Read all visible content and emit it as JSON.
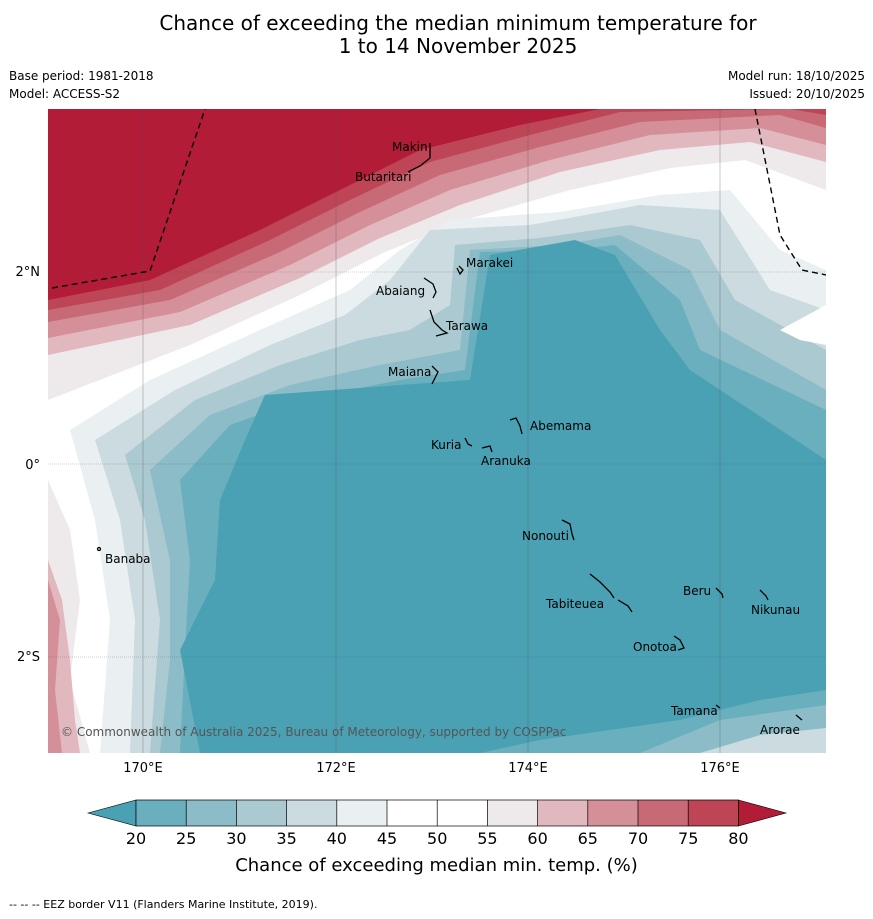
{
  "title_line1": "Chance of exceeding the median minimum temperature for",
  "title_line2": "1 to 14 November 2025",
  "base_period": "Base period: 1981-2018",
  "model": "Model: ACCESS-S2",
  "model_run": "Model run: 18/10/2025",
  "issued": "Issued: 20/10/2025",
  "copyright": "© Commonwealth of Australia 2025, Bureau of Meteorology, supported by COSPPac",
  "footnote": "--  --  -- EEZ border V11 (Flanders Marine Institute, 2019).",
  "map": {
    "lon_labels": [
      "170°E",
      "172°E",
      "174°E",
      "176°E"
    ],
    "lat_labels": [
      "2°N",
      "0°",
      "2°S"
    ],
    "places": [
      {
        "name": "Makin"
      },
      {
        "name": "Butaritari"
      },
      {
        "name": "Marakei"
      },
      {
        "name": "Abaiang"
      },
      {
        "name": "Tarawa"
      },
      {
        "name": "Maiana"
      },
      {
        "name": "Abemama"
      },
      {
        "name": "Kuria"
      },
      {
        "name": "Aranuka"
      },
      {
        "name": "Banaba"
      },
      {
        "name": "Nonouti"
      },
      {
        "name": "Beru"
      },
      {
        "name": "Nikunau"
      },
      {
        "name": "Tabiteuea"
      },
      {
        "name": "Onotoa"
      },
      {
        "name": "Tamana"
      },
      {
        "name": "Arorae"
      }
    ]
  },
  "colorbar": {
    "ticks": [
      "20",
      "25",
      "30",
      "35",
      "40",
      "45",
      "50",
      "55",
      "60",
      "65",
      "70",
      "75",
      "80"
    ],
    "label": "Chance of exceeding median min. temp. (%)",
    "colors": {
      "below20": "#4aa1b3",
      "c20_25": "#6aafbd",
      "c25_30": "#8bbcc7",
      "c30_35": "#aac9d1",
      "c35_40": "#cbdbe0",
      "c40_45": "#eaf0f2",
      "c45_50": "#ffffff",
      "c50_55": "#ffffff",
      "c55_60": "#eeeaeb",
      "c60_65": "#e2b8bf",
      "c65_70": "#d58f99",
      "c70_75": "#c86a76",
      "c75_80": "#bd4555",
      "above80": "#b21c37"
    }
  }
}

┄┄┄┄┄┄

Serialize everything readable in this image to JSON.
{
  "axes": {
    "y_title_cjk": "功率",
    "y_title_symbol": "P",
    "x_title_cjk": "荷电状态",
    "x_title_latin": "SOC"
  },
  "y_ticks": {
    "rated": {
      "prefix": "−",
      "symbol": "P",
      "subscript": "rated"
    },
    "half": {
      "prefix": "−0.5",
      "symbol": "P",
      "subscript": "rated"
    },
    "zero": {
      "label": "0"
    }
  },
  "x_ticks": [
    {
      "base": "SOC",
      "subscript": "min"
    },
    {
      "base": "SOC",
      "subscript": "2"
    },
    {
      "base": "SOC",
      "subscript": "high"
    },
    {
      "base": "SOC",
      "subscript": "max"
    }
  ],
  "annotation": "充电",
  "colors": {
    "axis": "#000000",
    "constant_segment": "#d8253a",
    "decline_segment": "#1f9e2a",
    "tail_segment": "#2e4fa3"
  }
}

┄┄┄┄┄┄

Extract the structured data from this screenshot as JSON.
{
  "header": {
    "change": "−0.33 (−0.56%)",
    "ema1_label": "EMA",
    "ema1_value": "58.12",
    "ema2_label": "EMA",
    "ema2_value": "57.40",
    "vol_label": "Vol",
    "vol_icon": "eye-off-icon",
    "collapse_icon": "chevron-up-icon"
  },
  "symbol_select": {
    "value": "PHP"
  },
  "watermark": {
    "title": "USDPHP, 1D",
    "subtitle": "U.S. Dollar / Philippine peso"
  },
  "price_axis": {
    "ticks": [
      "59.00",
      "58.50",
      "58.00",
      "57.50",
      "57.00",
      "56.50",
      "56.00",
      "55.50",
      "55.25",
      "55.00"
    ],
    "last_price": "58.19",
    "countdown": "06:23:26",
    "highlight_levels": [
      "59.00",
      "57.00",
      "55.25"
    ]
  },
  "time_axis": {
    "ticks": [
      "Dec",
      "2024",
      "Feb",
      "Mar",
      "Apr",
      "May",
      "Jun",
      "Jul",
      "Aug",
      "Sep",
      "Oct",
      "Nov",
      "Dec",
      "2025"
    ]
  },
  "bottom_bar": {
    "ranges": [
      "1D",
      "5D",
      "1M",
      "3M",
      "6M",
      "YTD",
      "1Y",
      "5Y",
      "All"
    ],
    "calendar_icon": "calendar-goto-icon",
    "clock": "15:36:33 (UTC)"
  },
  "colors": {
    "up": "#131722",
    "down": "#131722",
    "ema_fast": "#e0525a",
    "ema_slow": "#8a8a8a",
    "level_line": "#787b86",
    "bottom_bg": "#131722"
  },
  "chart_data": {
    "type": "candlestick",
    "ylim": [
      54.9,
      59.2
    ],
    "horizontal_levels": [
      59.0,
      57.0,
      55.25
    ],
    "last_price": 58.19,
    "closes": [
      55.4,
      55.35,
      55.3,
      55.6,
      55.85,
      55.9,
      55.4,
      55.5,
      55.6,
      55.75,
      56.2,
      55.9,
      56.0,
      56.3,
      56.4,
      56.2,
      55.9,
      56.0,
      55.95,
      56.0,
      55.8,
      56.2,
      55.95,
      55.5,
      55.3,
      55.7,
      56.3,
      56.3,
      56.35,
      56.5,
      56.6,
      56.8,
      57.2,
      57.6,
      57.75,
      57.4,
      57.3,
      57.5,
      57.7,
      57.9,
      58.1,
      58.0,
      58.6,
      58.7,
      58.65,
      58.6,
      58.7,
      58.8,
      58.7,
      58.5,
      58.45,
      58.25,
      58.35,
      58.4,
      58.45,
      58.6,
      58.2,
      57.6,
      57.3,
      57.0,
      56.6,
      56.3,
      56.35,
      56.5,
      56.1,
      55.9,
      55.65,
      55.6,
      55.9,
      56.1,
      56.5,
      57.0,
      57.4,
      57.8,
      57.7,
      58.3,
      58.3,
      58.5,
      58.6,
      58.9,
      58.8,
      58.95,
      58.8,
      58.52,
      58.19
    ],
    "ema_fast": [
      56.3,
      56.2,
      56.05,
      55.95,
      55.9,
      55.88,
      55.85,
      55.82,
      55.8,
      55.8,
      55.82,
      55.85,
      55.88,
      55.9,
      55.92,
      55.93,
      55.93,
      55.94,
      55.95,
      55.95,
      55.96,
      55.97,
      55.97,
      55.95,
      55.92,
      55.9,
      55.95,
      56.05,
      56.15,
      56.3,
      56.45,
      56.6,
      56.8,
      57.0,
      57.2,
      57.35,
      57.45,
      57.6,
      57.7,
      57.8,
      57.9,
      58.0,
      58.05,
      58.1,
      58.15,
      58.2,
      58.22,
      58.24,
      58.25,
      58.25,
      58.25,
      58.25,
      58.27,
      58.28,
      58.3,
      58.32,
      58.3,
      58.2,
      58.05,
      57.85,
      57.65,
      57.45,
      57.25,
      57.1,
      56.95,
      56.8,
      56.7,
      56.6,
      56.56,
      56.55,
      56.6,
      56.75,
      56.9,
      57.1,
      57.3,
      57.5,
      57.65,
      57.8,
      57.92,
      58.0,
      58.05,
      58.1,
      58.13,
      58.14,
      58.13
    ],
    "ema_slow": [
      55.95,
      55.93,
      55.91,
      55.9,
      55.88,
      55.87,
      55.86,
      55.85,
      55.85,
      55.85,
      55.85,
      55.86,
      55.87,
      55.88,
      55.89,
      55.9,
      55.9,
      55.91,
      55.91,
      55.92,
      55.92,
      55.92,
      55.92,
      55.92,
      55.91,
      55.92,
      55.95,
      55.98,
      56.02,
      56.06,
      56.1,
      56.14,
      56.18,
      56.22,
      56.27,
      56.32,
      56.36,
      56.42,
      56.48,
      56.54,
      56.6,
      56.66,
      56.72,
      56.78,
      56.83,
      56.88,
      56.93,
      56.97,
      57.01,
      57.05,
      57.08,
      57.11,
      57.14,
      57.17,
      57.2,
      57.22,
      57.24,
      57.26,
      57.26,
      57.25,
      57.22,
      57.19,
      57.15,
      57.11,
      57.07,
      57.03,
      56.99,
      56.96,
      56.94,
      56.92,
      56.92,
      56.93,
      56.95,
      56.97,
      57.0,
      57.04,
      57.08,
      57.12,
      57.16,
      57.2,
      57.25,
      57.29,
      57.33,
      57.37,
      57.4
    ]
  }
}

┄┄┄┄┄┄

Request: Every line above that contains the word "icon" should be reported.

Worked solution:
    "vol_icon": "eye-off-icon",
    "collapse_icon": "chevron-up-icon"
    "calendar_icon": "calendar-goto-icon",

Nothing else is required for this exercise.